SOURCE MATERIAL:

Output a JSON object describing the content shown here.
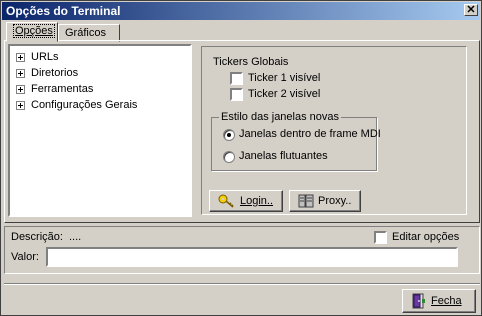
{
  "window": {
    "title": "Opções do Terminal",
    "close_glyph": "✕"
  },
  "tabs": [
    {
      "label": "Opções",
      "active": true
    },
    {
      "label": "Gráficos",
      "active": false
    }
  ],
  "tree": {
    "items": [
      {
        "label": "URLs"
      },
      {
        "label": "Diretorios"
      },
      {
        "label": "Ferramentas"
      },
      {
        "label": "Configurações Gerais"
      }
    ]
  },
  "tickers": {
    "title": "Tickers Globais",
    "ticker1": {
      "label": "Ticker 1 visível",
      "checked": false
    },
    "ticker2": {
      "label": "Ticker 2 visível",
      "checked": false
    }
  },
  "window_style": {
    "title": "Estilo das janelas novas",
    "options": [
      {
        "label": "Janelas dentro de frame MDI",
        "selected": true
      },
      {
        "label": "Janelas flutuantes",
        "selected": false
      }
    ]
  },
  "buttons": {
    "login": {
      "label": "Login..",
      "icon": "key-icon"
    },
    "proxy": {
      "label": "Proxy..",
      "icon": "proxy-server-icon"
    },
    "fecha": {
      "label": "Fecha",
      "icon": "door-exit-icon"
    }
  },
  "description": {
    "label": "Descrição:",
    "value": "...."
  },
  "edit_options": {
    "label": "Editar opções",
    "checked": false
  },
  "valor": {
    "label": "Valor:",
    "value": ""
  }
}
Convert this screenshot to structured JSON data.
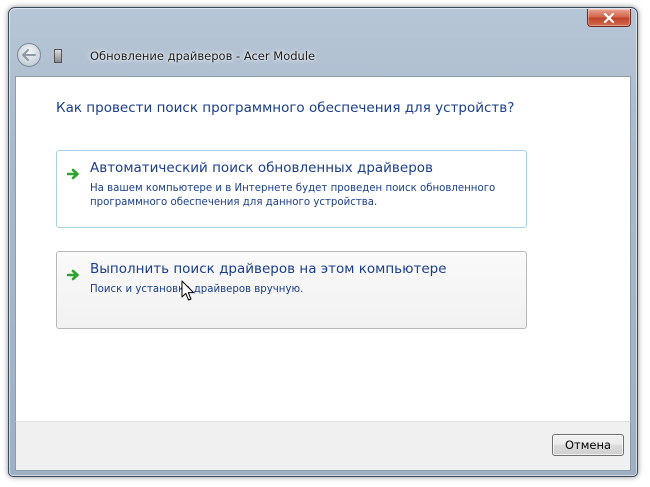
{
  "window": {
    "title": "Обновление драйверов - Acer Module"
  },
  "titlebar": {
    "back_icon": "back-arrow-icon",
    "device_icon": "device-icon",
    "close_icon": "close-icon"
  },
  "main": {
    "question": "Как провести поиск программного обеспечения для устройств?",
    "options": [
      {
        "title": "Автоматический поиск обновленных драйверов",
        "description_lines": [
          "На вашем компьютере и в Интернете будет проведен поиск обновленного",
          "программного обеспечения для данного устройства."
        ],
        "icon": "green-arrow-icon"
      },
      {
        "title": "Выполнить поиск драйверов на этом компьютере",
        "description_lines": [
          "Поиск и установка драйверов вручную."
        ],
        "icon": "green-arrow-icon"
      }
    ]
  },
  "footer": {
    "cancel_label": "Отмена"
  },
  "colors": {
    "link_blue": "#1a3e8c",
    "arrow_green": "#2fa32f",
    "option_hover_border": "#a6d2ea"
  }
}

WORK TO COMPLETE:
Set the data above down again exactly as given, with no pictures.

FINAL RESULT:
Output a JSON object describing the content shown here.
{
  "window": {
    "title": "Opções do Terminal",
    "close_glyph": "✕"
  },
  "tabs": [
    {
      "label": "Opções",
      "active": true
    },
    {
      "label": "Gráficos",
      "active": false
    }
  ],
  "tree": {
    "items": [
      {
        "label": "URLs"
      },
      {
        "label": "Diretorios"
      },
      {
        "label": "Ferramentas"
      },
      {
        "label": "Configurações Gerais"
      }
    ]
  },
  "tickers": {
    "title": "Tickers Globais",
    "ticker1": {
      "label": "Ticker 1 visível",
      "checked": false
    },
    "ticker2": {
      "label": "Ticker 2 visível",
      "checked": false
    }
  },
  "window_style": {
    "title": "Estilo das janelas novas",
    "options": [
      {
        "label": "Janelas dentro de frame MDI",
        "selected": true
      },
      {
        "label": "Janelas flutuantes",
        "selected": false
      }
    ]
  },
  "buttons": {
    "login": {
      "label": "Login..",
      "icon": "key-icon"
    },
    "proxy": {
      "label": "Proxy..",
      "icon": "proxy-server-icon"
    },
    "fecha": {
      "label": "Fecha",
      "icon": "door-exit-icon"
    }
  },
  "description": {
    "label": "Descrição:",
    "value": "...."
  },
  "edit_options": {
    "label": "Editar opções",
    "checked": false
  },
  "valor": {
    "label": "Valor:",
    "value": ""
  }
}
Convert this screenshot to structured JSON data.
{
  "window": {
    "title": "Обновление драйверов - Acer Module"
  },
  "titlebar": {
    "back_icon": "back-arrow-icon",
    "device_icon": "device-icon",
    "close_icon": "close-icon"
  },
  "main": {
    "question": "Как провести поиск программного обеспечения для устройств?",
    "options": [
      {
        "title": "Автоматический поиск обновленных драйверов",
        "description_lines": [
          "На вашем компьютере и в Интернете будет проведен поиск обновленного",
          "программного обеспечения для данного устройства."
        ],
        "icon": "green-arrow-icon"
      },
      {
        "title": "Выполнить поиск драйверов на этом компьютере",
        "description_lines": [
          "Поиск и установка драйверов вручную."
        ],
        "icon": "green-arrow-icon"
      }
    ]
  },
  "footer": {
    "cancel_label": "Отмена"
  },
  "colors": {
    "link_blue": "#1a3e8c",
    "arrow_green": "#2fa32f",
    "option_hover_border": "#a6d2ea"
  }
}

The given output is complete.